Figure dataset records
◇ ◇ ◇

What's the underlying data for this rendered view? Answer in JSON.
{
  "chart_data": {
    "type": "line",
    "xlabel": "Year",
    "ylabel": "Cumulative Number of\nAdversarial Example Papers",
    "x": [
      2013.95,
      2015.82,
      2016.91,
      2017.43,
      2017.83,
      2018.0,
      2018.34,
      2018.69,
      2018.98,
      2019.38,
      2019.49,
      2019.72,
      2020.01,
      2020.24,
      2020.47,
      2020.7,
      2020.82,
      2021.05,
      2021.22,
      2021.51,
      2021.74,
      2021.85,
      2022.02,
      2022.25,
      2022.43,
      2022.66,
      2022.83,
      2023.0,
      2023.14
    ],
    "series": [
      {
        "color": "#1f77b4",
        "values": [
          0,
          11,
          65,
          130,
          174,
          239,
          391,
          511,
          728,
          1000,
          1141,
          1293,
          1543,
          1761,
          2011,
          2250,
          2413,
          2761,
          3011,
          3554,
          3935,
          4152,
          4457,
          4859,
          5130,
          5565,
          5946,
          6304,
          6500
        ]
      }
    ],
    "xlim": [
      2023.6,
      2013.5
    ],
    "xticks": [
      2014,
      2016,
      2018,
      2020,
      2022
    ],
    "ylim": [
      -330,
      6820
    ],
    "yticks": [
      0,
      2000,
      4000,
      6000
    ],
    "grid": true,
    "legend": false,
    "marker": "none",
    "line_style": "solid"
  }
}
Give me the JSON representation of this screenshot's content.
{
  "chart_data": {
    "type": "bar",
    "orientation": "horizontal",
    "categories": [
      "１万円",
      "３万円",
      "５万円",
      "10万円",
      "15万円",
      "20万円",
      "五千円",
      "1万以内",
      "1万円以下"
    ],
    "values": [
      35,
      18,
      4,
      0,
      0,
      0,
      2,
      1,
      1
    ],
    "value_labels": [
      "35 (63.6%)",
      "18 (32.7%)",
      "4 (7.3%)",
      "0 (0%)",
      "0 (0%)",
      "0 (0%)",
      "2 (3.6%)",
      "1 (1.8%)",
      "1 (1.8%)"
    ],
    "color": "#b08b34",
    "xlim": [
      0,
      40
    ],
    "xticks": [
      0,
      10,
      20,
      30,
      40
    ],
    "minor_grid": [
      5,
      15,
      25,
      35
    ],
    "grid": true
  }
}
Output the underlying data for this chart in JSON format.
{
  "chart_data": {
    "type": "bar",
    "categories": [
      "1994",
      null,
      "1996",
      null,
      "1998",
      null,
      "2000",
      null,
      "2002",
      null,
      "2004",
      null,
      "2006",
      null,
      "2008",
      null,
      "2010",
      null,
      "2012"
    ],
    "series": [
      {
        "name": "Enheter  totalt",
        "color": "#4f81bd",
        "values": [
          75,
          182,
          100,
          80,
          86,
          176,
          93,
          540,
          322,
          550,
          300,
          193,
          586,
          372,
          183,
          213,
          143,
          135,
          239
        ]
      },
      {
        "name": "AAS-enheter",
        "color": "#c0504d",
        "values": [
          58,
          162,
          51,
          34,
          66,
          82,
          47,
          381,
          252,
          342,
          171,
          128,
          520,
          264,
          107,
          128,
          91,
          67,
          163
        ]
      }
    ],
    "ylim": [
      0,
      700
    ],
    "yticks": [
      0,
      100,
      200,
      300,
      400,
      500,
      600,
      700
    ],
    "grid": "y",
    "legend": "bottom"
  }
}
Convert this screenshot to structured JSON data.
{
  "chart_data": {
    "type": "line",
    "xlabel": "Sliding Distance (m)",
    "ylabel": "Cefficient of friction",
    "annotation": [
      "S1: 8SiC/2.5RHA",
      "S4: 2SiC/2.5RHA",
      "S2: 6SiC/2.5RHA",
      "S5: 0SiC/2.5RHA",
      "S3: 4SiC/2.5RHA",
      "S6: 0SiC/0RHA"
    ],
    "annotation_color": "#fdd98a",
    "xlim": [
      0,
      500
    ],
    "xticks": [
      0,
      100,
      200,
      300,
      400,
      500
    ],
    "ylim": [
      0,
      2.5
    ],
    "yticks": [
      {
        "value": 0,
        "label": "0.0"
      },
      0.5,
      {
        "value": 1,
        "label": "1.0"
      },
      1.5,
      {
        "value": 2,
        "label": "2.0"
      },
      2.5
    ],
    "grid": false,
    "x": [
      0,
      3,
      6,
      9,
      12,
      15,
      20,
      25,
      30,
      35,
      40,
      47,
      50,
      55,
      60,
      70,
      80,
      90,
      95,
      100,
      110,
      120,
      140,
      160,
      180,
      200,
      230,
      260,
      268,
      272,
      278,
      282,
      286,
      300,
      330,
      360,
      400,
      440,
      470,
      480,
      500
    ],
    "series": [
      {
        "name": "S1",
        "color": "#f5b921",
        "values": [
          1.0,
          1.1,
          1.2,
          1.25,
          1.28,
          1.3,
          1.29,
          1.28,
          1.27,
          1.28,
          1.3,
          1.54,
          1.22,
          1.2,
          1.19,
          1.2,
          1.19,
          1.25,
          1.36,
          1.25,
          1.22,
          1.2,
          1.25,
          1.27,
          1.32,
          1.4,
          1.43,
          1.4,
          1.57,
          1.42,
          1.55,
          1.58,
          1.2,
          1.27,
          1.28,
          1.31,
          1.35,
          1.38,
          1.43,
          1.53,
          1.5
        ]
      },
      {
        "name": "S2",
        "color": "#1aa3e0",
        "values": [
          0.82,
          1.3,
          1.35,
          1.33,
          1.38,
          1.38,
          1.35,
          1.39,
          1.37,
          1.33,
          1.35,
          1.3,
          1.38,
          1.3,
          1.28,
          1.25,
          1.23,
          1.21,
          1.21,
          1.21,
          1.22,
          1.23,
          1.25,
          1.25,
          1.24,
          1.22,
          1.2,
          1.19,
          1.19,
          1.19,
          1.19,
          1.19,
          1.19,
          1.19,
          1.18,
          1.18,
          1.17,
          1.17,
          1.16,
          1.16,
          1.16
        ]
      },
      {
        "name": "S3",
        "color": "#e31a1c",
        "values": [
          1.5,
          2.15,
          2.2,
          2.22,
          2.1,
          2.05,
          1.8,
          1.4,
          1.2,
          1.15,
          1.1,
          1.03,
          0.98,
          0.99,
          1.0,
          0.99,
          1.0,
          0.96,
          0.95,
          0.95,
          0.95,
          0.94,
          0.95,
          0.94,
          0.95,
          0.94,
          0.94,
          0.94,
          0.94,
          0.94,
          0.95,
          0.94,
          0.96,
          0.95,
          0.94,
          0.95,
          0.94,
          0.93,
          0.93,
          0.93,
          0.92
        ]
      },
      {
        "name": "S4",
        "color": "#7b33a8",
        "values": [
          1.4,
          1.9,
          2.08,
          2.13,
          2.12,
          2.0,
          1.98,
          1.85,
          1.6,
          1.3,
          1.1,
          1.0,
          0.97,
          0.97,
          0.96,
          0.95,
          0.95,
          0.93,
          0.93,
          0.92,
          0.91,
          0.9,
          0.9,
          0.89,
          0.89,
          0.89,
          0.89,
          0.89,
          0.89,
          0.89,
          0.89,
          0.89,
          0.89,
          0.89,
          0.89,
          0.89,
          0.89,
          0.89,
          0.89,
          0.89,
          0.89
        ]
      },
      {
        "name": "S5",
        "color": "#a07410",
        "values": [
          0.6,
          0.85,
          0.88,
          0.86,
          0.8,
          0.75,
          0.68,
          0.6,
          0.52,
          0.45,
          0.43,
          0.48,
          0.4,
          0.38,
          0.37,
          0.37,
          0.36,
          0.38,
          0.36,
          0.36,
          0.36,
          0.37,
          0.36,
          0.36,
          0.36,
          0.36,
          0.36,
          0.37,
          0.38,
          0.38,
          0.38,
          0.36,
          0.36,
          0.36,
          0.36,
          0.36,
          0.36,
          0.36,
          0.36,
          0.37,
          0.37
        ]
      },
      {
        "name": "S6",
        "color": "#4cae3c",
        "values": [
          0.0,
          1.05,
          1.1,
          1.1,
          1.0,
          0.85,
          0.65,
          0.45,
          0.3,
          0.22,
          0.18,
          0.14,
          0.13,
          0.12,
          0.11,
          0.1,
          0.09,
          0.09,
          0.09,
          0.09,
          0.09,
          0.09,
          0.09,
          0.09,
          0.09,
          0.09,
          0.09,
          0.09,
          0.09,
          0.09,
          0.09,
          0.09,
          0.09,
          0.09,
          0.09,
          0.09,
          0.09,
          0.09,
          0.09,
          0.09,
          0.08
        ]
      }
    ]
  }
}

◇ ◇ ◇

▶ _Short problem_:
Say only how many lines in the records carry the word "name".

▶ _Written solution_:
8